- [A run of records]
BEGIN

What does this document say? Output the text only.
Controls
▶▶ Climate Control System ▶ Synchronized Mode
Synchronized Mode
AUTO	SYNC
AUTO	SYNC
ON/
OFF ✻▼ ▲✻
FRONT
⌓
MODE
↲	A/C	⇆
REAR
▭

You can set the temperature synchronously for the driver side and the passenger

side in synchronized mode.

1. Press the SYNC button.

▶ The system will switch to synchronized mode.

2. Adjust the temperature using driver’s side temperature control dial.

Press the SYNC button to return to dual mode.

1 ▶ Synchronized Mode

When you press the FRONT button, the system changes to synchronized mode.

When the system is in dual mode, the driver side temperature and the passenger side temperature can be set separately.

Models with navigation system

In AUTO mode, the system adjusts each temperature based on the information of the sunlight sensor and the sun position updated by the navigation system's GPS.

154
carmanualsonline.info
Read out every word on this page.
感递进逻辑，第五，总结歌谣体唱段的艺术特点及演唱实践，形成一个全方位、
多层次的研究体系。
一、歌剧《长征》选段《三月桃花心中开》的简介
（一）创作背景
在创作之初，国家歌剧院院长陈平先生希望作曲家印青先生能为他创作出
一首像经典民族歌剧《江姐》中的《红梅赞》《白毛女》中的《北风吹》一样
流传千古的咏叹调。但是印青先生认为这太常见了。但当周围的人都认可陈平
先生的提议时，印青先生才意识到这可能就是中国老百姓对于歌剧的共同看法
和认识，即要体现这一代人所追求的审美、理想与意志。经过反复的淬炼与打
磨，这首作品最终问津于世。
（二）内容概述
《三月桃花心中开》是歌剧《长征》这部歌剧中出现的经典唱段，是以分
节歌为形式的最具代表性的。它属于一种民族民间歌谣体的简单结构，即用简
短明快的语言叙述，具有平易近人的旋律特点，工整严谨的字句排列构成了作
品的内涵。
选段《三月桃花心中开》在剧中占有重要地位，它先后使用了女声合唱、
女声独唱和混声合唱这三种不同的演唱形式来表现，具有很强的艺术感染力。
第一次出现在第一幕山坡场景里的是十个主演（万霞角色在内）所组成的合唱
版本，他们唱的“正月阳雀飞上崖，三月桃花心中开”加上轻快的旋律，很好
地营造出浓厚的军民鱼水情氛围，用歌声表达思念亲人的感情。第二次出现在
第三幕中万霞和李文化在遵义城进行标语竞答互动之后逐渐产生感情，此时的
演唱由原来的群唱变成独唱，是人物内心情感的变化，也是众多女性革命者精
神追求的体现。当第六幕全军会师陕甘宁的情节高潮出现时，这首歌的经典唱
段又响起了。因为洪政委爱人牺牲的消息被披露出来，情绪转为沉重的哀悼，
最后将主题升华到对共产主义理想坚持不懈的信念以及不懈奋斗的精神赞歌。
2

END

- [Problem details] All of the material above needs to be retyped word for word.

- [Output of the exercise]
What does this document say? Output the text only.
Controls
▶▶ Climate Control System ▶ Synchronized Mode
Synchronized Mode
AUTO	SYNC
AUTO	SYNC
ON/
OFF ✻▼ ▲✻
FRONT
⌓
MODE
↲	A/C	⇆
REAR
▭

You can set the temperature synchronously for the driver side and the passenger

side in synchronized mode.

1. Press the SYNC button.

▶ The system will switch to synchronized mode.

2. Adjust the temperature using driver’s side temperature control dial.

Press the SYNC button to return to dual mode.

1 ▶ Synchronized Mode

When you press the FRONT button, the system changes to synchronized mode.

When the system is in dual mode, the driver side temperature and the passenger side temperature can be set separately.

Models with navigation system

In AUTO mode, the system adjusts each temperature based on the information of the sunlight sensor and the sun position updated by the navigation system's GPS.

154
carmanualsonline.info
Read out every word on this page.
感递进逻辑，第五，总结歌谣体唱段的艺术特点及演唱实践，形成一个全方位、
多层次的研究体系。
一、歌剧《长征》选段《三月桃花心中开》的简介
（一）创作背景
在创作之初，国家歌剧院院长陈平先生希望作曲家印青先生能为他创作出
一首像经典民族歌剧《江姐》中的《红梅赞》《白毛女》中的《北风吹》一样
流传千古的咏叹调。但是印青先生认为这太常见了。但当周围的人都认可陈平
先生的提议时，印青先生才意识到这可能就是中国老百姓对于歌剧的共同看法
和认识，即要体现这一代人所追求的审美、理想与意志。经过反复的淬炼与打
磨，这首作品最终问津于世。
（二）内容概述
《三月桃花心中开》是歌剧《长征》这部歌剧中出现的经典唱段，是以分
节歌为形式的最具代表性的。它属于一种民族民间歌谣体的简单结构，即用简
短明快的语言叙述，具有平易近人的旋律特点，工整严谨的字句排列构成了作
品的内涵。
选段《三月桃花心中开》在剧中占有重要地位，它先后使用了女声合唱、
女声独唱和混声合唱这三种不同的演唱形式来表现，具有很强的艺术感染力。
第一次出现在第一幕山坡场景里的是十个主演（万霞角色在内）所组成的合唱
版本，他们唱的“正月阳雀飞上崖，三月桃花心中开”加上轻快的旋律，很好
地营造出浓厚的军民鱼水情氛围，用歌声表达思念亲人的感情。第二次出现在
第三幕中万霞和李文化在遵义城进行标语竞答互动之后逐渐产生感情，此时的
演唱由原来的群唱变成独唱，是人物内心情感的变化，也是众多女性革命者精
神追求的体现。当第六幕全军会师陕甘宁的情节高潮出现时，这首歌的经典唱
段又响起了。因为洪政委爱人牺牲的消息被披露出来，情绪转为沉重的哀悼，
最后将主题升华到对共产主义理想坚持不懈的信念以及不懈奋斗的精神赞歌。
2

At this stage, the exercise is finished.